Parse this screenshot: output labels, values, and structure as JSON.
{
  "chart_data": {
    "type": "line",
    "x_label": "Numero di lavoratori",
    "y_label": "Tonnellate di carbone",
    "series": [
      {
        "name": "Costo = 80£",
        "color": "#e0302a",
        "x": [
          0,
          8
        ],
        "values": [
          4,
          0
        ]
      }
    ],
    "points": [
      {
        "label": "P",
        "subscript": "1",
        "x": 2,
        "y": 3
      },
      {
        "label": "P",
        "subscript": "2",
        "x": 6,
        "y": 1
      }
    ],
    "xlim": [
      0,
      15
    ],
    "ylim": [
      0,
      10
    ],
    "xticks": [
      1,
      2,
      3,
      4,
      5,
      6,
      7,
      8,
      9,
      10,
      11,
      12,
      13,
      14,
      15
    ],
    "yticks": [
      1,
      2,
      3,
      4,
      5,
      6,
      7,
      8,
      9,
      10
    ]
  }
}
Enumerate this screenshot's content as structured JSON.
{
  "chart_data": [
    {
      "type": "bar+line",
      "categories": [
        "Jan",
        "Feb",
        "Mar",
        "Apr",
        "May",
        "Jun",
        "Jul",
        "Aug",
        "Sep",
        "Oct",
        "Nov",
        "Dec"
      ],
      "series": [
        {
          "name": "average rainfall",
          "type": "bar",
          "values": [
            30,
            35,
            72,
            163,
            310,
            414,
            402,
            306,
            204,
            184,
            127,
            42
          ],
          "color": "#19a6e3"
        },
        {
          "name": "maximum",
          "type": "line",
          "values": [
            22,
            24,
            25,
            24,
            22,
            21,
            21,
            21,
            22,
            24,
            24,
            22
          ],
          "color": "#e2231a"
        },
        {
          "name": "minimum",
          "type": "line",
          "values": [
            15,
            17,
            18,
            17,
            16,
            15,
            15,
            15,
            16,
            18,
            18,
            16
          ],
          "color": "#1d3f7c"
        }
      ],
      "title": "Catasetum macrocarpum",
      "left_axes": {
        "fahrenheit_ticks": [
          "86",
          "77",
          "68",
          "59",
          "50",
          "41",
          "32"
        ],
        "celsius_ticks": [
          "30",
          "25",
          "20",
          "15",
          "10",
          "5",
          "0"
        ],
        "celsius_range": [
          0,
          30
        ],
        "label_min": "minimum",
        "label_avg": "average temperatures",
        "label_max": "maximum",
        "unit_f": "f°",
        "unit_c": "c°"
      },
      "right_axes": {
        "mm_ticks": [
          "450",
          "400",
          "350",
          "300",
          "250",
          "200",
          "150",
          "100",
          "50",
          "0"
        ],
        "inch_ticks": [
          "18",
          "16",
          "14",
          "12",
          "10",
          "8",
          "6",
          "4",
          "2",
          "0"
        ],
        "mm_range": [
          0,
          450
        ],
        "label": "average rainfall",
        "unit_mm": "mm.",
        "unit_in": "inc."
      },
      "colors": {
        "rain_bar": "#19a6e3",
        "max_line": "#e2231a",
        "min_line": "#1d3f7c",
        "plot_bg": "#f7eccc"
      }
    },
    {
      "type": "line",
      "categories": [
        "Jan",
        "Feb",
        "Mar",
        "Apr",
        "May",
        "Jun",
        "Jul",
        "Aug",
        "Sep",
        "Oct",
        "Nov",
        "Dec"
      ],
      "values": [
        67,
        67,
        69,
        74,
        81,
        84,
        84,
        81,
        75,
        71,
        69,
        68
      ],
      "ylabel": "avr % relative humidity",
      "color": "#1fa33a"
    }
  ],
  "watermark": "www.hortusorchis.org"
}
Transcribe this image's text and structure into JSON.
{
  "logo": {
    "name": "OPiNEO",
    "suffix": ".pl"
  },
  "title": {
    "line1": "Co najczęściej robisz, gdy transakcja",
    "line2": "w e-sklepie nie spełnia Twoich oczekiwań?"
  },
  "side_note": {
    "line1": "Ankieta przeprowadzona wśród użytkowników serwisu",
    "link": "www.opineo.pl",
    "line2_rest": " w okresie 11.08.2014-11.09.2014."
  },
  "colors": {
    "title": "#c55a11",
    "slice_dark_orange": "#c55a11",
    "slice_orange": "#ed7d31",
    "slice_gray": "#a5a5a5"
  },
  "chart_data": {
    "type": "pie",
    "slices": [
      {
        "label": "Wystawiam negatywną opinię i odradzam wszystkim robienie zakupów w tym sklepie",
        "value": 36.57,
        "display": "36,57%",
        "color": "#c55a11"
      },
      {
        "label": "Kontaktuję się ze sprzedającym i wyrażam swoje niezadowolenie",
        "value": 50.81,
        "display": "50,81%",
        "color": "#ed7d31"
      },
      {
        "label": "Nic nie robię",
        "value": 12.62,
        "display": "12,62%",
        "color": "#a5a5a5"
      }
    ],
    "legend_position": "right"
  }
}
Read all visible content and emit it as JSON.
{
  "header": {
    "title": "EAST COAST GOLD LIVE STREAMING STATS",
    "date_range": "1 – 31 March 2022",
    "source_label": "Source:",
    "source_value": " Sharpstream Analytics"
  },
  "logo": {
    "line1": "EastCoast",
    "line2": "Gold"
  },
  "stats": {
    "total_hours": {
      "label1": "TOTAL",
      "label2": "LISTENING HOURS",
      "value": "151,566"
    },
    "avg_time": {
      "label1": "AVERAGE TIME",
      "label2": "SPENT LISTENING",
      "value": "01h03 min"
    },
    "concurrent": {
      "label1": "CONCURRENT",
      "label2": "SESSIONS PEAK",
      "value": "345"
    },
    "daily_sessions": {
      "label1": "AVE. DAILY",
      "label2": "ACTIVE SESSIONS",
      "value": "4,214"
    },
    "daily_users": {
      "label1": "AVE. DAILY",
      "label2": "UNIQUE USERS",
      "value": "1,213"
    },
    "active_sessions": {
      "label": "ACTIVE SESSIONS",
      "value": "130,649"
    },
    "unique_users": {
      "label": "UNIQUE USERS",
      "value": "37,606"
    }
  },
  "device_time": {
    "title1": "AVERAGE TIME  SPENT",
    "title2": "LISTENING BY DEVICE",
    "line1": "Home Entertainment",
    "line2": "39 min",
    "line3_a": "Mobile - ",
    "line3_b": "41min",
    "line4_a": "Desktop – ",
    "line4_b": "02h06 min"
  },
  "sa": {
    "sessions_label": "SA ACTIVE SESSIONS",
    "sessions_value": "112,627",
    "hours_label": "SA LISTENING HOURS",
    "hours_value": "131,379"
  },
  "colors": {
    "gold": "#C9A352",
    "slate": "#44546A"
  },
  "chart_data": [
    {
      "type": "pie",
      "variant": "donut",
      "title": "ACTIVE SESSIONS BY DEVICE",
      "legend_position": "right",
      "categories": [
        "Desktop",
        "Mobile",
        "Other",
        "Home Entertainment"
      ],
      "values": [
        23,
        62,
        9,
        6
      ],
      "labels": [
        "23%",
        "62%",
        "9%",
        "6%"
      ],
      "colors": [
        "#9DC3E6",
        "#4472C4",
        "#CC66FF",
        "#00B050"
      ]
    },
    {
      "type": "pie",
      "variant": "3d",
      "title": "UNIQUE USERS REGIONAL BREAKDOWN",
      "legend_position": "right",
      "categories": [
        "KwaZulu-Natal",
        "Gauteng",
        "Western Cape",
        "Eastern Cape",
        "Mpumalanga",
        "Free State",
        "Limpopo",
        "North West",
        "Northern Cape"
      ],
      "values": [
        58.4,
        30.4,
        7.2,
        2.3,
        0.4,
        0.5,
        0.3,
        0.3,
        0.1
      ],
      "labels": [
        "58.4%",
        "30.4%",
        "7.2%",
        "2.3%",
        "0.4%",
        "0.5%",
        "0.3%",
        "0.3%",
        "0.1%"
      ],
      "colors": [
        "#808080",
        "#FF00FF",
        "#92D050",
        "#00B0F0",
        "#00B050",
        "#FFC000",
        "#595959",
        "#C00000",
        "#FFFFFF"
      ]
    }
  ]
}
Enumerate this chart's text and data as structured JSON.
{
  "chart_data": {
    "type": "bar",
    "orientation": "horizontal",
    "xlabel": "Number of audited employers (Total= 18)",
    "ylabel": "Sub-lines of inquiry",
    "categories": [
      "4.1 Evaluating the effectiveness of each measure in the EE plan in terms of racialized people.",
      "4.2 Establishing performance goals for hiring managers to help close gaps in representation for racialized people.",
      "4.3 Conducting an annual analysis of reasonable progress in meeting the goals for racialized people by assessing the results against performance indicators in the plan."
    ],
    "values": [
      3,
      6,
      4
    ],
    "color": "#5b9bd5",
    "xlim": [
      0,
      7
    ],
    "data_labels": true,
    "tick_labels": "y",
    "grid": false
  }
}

--------------------------------------------------

| REQUIREMENTS |
Show every line of the listing in which the string "performance" can be found.

| OUTPUT FOR THIS EXERCISE |
      "4.2 Establishing performance goals for hiring managers to help close gaps in representation for racialized people.",
      "4.3 Conducting an annual analysis of reasonable progress in meeting the goals for racialized people by assessing the results against performance indicators in the plan."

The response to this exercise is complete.